# Task instructions
Wherever the string "JSON" occurs in a line of these records, report that line.

# Entries supplied
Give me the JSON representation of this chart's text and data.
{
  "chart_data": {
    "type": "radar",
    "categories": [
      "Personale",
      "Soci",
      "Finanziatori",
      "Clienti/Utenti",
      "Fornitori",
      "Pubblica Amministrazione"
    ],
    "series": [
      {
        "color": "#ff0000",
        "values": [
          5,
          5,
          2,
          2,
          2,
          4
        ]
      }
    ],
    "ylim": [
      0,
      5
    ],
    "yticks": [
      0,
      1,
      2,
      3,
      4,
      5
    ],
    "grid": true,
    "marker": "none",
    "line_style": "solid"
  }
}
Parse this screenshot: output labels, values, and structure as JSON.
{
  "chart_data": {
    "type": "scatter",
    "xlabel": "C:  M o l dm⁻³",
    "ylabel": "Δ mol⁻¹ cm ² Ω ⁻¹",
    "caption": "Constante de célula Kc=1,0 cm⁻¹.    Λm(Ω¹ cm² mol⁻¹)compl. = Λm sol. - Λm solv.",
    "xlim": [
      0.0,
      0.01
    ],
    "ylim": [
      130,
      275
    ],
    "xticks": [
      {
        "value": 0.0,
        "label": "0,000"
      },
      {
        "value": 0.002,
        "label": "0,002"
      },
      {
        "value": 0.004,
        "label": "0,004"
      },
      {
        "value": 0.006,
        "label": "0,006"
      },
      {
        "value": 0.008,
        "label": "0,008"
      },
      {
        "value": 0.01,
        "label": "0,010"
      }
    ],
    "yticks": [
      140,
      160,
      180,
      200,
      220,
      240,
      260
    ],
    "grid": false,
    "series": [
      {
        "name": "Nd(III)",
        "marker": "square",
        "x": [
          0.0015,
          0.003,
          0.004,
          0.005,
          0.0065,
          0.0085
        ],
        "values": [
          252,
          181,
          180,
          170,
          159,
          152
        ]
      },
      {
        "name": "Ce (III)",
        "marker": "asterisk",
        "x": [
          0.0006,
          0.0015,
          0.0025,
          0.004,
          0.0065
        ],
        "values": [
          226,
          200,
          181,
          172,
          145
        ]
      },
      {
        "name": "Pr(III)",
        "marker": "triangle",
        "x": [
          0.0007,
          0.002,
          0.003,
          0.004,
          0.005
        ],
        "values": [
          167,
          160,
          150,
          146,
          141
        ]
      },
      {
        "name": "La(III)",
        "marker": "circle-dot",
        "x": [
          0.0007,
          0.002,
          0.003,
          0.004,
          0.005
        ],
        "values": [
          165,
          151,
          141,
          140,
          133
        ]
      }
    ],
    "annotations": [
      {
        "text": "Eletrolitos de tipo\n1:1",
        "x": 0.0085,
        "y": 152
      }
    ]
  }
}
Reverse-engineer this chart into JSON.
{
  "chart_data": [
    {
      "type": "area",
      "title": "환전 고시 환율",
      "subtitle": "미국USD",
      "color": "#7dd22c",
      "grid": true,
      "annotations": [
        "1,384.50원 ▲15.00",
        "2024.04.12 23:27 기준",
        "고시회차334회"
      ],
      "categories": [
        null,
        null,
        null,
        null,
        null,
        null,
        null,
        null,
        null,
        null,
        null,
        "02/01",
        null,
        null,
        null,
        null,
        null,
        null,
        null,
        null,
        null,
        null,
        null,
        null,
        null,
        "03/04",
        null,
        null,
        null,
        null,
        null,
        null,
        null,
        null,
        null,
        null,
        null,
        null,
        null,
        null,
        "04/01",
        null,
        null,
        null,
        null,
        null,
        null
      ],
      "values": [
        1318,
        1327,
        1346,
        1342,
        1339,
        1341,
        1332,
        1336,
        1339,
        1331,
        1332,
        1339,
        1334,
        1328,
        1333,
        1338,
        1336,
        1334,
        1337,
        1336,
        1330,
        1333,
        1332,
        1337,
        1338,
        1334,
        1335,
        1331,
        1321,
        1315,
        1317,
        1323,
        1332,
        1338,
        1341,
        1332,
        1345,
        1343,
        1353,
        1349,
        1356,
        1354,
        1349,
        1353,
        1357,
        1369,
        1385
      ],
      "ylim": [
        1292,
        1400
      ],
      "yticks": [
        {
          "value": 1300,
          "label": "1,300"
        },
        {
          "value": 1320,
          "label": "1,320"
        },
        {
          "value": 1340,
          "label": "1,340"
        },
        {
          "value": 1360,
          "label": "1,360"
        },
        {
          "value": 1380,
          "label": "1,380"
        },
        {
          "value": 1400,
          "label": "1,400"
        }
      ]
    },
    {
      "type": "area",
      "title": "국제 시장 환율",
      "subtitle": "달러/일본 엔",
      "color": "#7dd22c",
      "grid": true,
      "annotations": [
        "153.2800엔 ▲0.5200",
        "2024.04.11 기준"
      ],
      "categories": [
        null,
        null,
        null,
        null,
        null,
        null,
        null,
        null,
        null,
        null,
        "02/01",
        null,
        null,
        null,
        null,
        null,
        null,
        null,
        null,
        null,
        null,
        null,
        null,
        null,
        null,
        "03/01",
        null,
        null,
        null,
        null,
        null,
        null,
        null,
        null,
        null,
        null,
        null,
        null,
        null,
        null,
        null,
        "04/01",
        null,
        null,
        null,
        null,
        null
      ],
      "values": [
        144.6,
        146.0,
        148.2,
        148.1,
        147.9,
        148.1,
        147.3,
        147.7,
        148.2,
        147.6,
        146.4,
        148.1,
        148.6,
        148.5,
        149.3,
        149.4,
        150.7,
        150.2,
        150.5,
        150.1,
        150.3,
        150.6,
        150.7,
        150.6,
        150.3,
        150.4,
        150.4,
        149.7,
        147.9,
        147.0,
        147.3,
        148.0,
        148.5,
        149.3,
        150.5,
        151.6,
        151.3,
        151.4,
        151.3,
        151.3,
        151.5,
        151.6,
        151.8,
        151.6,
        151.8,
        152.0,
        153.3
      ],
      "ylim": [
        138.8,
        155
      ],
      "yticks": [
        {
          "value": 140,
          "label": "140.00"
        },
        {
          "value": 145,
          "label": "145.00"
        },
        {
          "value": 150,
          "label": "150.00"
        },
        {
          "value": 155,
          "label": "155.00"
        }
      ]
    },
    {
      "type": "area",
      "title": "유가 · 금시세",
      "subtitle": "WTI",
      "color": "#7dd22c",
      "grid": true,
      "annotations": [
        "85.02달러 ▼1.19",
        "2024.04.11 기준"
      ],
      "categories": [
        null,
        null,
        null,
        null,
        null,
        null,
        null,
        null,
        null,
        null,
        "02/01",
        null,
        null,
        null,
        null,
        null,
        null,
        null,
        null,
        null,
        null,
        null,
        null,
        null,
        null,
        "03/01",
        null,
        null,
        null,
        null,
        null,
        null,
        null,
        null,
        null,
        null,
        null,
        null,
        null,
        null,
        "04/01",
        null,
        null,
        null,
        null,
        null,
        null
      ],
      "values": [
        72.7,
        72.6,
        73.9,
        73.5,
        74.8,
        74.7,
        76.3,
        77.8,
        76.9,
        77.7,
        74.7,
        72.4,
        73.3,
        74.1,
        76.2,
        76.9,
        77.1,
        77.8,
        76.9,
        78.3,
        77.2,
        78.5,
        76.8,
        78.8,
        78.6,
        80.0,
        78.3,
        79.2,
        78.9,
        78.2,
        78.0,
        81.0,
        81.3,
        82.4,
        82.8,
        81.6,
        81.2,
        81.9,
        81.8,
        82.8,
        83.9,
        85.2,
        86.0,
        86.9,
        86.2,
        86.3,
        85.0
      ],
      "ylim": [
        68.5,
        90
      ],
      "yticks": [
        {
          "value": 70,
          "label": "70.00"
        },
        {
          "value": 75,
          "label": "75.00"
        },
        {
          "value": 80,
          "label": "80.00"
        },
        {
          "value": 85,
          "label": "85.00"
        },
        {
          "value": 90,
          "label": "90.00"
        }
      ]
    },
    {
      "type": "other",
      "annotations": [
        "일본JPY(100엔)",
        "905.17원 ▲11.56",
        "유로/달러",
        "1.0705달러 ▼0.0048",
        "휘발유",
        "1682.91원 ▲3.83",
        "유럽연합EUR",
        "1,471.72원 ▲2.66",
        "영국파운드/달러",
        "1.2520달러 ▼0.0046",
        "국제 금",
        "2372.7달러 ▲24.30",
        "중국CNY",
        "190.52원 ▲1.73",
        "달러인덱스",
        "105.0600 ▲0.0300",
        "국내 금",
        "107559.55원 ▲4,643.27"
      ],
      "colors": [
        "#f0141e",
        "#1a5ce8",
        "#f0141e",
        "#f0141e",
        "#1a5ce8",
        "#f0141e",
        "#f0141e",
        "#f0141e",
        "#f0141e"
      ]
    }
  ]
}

# Result of the task
Give me the JSON representation of this chart's text and data.
Parse this screenshot: output labels, values, and structure as JSON.
Reverse-engineer this chart into JSON.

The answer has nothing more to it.